-- WHAT YOU NEED TO DO --
Reproduce every record exactly as it appears, but not the pictures.

-- RECORD LIST --

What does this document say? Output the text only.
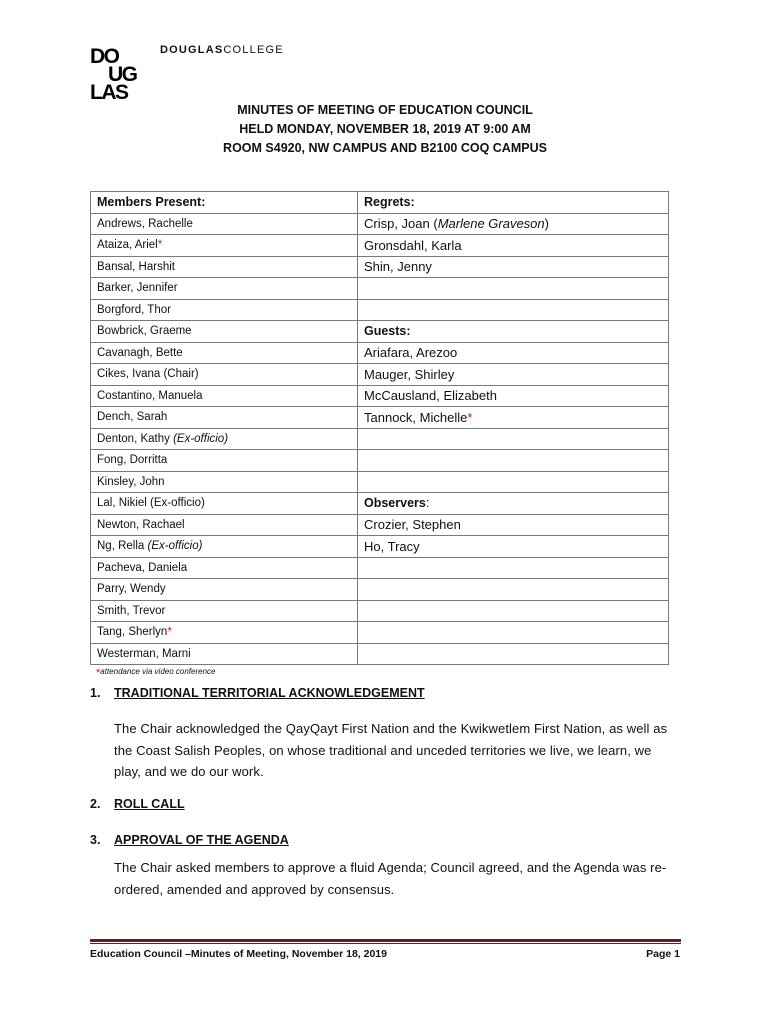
DO
UG
LAS
DOUGLASCOLLEGE
MINUTES OF MEETING OF EDUCATION COUNCIL
HELD MONDAY, NOVEMBER 18, 2019 AT 9:00 AM
ROOM S4920, NW CAMPUS AND B2100 COQ CAMPUS
Members Present:	Regrets:
Andrews, Rachelle	Crisp, Joan (Marlene Graveson)
Ataiza, Ariel*	Gronsdahl, Karla
Bansal, Harshit	Shin, Jenny
Barker, Jennifer	
Borgford, Thor	
Bowbrick, Graeme	Guests:
Cavanagh, Bette	Ariafara, Arezoo
Cikes, Ivana (Chair)	Mauger, Shirley
Costantino, Manuela	McCausland, Elizabeth
Dench, Sarah	Tannock, Michelle*
Denton, Kathy (Ex-officio)	
Fong, Dorritta	
Kinsley, John	
Lal, Nikiel (Ex-officio)	Observers:
Newton, Rachael	Crozier, Stephen
Ng, Rella (Ex-officio)	Ho, Tracy
Pacheva, Daniela	
Parry, Wendy	
Smith, Trevor	
Tang, Sherlyn*	
Westerman, Marni	
*attendance via video conference
1. TRADITIONAL TERRITORIAL ACKNOWLEDGEMENT
The Chair acknowledged the QayQayt First Nation and the Kwikwetlem First Nation, as well as the Coast Salish Peoples, on whose traditional and unceded territories we live, we learn, we play, and we do our work.
2. ROLL CALL
3. APPROVAL OF THE AGENDA
The Chair asked members to approve a fluid Agenda; Council agreed, and the Agenda was re-ordered, amended and approved by consensus.
Education Council –Minutes of Meeting, November 18, 2019	Page 1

-- THE SOLUTION --
What does this document say? Output the text only.
DO
UG
LAS
DOUGLASCOLLEGE
MINUTES OF MEETING OF EDUCATION COUNCIL
HELD MONDAY, NOVEMBER 18, 2019 AT 9:00 AM
ROOM S4920, NW CAMPUS AND B2100 COQ CAMPUS
Members Present:	Regrets:
Andrews, Rachelle	Crisp, Joan (Marlene Graveson)
Ataiza, Ariel*	Gronsdahl, Karla
Bansal, Harshit	Shin, Jenny
Barker, Jennifer	
Borgford, Thor	
Bowbrick, Graeme	Guests:
Cavanagh, Bette	Ariafara, Arezoo
Cikes, Ivana (Chair)	Mauger, Shirley
Costantino, Manuela	McCausland, Elizabeth
Dench, Sarah	Tannock, Michelle*
Denton, Kathy (Ex-officio)	
Fong, Dorritta	
Kinsley, John	
Lal, Nikiel (Ex-officio)	Observers:
Newton, Rachael	Crozier, Stephen
Ng, Rella (Ex-officio)	Ho, Tracy
Pacheva, Daniela	
Parry, Wendy	
Smith, Trevor	
Tang, Sherlyn*	
Westerman, Marni	
*attendance via video conference
1. TRADITIONAL TERRITORIAL ACKNOWLEDGEMENT
The Chair acknowledged the QayQayt First Nation and the Kwikwetlem First Nation, as well as the Coast Salish Peoples, on whose traditional and unceded territories we live, we learn, we play, and we do our work.
2. ROLL CALL
3. APPROVAL OF THE AGENDA
The Chair asked members to approve a fluid Agenda; Council agreed, and the Agenda was re-ordered, amended and approved by consensus.
Education Council –Minutes of Meeting, November 18, 2019	Page 1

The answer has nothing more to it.